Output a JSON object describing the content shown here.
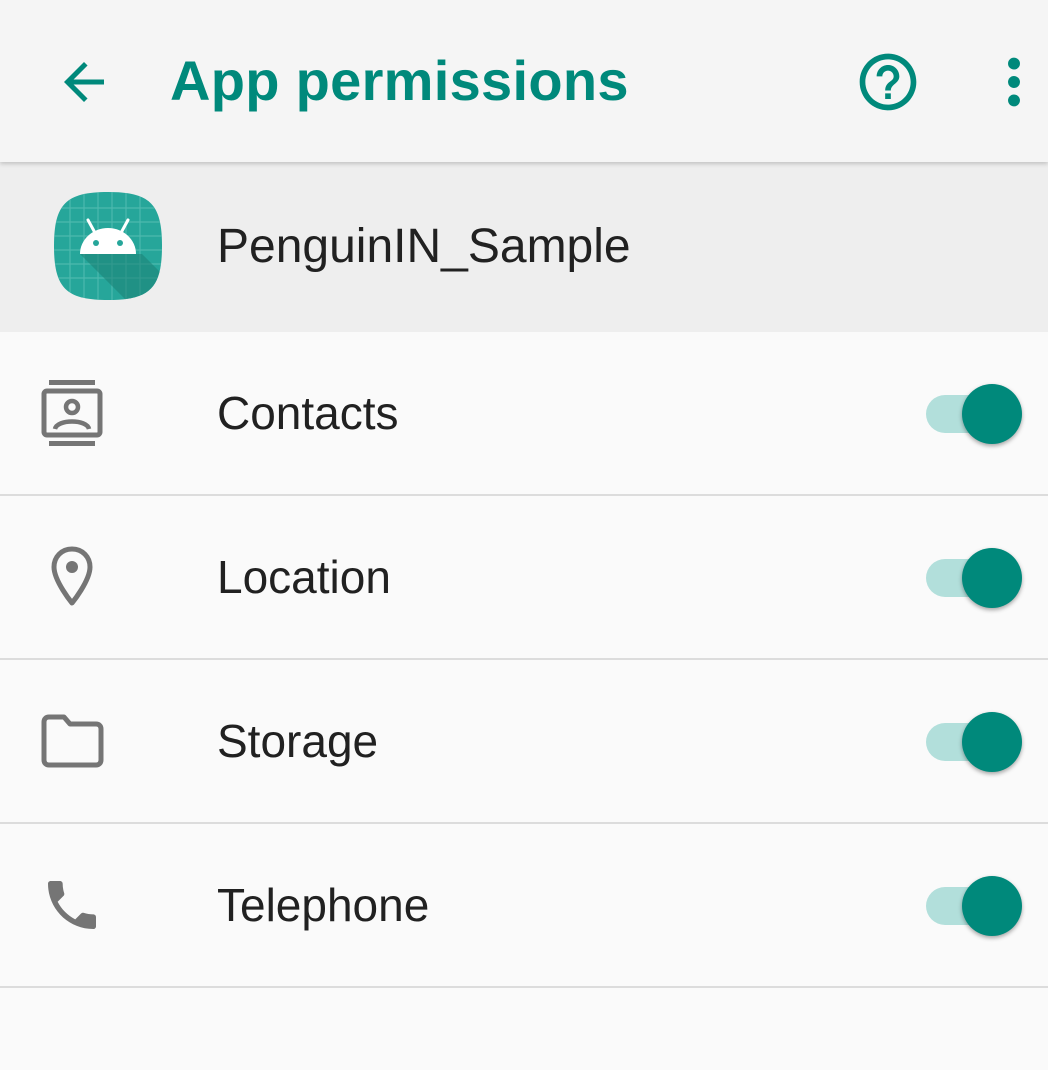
{
  "appbar": {
    "title": "App permissions",
    "back_icon": "arrow-back-icon",
    "help_icon": "help-circle-icon",
    "more_icon": "more-vert-icon",
    "accent_color": "#00897b"
  },
  "app": {
    "name": "PenguinIN_Sample",
    "icon": "android-app-icon"
  },
  "permissions": [
    {
      "label": "Contacts",
      "icon": "contacts-icon",
      "enabled": true
    },
    {
      "label": "Location",
      "icon": "location-pin-icon",
      "enabled": true
    },
    {
      "label": "Storage",
      "icon": "folder-icon",
      "enabled": true
    },
    {
      "label": "Telephone",
      "icon": "phone-icon",
      "enabled": true
    }
  ],
  "colors": {
    "switch_thumb": "#00897b",
    "switch_track": "#b2dfdb",
    "icon_gray": "#757575"
  }
}
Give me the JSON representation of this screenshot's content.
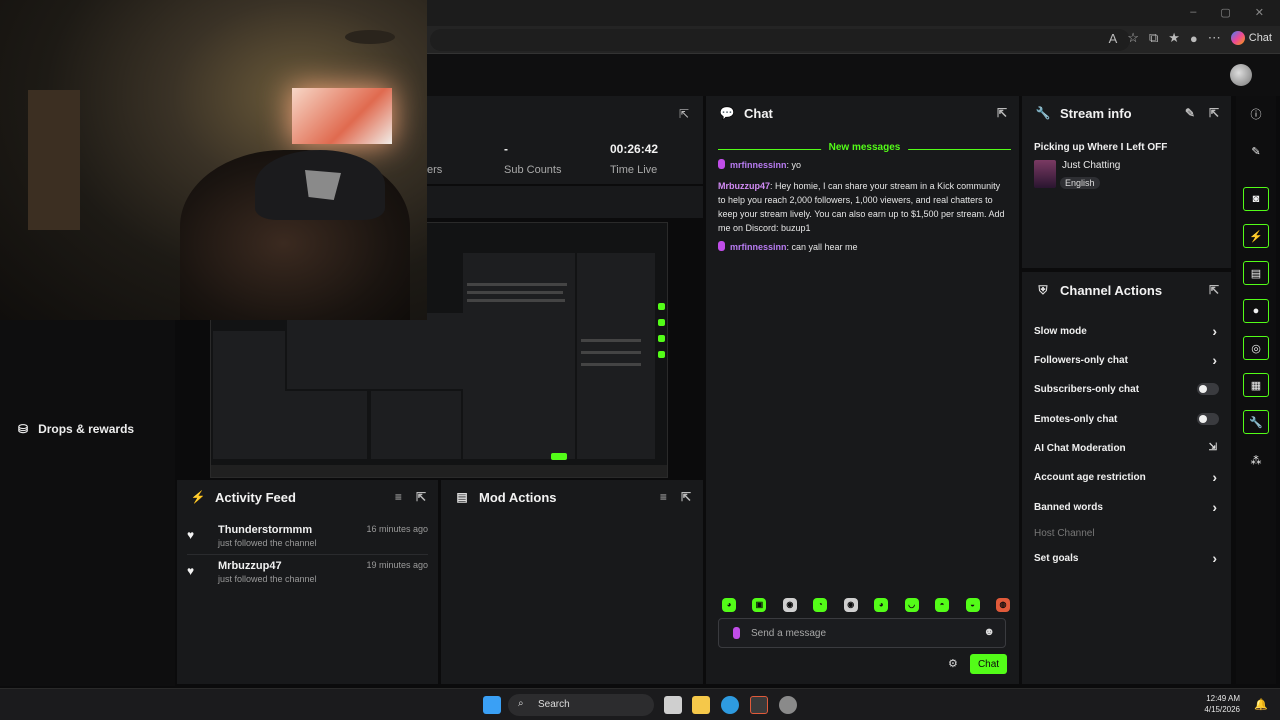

- TASK GOAL -
Copy out the records above in full, exactly as written, but not the pictures.

- REPLY -
Output a JSON object describing the content shown here.
{
  "appbar": {
    "title": "App permissions",
    "back_icon": "arrow-back-icon",
    "help_icon": "help-circle-icon",
    "more_icon": "more-vert-icon",
    "accent_color": "#00897b"
  },
  "app": {
    "name": "PenguinIN_Sample",
    "icon": "android-app-icon"
  },
  "permissions": [
    {
      "label": "Contacts",
      "icon": "contacts-icon",
      "enabled": true
    },
    {
      "label": "Location",
      "icon": "location-pin-icon",
      "enabled": true
    },
    {
      "label": "Storage",
      "icon": "folder-icon",
      "enabled": true
    },
    {
      "label": "Telephone",
      "icon": "phone-icon",
      "enabled": true
    }
  ],
  "colors": {
    "switch_thumb": "#00897b",
    "switch_track": "#b2dfdb",
    "icon_gray": "#757575"
  }
}
Give me the JSON representation of this screenshot's content.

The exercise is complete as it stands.